[The request]
Gather the lines that hold the string "name".

[Records shown]
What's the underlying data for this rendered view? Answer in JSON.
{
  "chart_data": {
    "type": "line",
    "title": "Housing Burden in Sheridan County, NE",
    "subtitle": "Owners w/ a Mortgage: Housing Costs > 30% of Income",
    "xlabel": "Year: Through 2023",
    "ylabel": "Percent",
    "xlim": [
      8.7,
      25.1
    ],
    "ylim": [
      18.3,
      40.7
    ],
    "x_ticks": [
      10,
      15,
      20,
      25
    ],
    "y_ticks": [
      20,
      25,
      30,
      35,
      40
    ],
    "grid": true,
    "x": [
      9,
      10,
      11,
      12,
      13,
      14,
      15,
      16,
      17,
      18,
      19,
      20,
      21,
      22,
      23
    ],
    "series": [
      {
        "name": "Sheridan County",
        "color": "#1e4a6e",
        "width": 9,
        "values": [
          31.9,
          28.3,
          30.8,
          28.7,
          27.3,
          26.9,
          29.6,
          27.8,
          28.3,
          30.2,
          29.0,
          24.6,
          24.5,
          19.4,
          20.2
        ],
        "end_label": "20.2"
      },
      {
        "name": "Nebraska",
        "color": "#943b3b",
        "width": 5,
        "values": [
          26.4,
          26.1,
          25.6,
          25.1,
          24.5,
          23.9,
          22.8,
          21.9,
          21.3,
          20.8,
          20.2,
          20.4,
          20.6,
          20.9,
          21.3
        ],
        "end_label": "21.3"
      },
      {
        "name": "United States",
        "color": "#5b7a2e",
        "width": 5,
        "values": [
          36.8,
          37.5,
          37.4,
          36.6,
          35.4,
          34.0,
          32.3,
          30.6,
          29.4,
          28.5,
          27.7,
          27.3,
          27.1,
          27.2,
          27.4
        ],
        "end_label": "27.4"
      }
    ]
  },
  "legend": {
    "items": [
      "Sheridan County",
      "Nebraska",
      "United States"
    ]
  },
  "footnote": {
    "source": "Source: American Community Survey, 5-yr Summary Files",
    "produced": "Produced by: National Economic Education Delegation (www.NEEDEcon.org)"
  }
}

[Reply to the task]
        "name": "Sheridan County",
        "name": "Nebraska",
        "name": "United States",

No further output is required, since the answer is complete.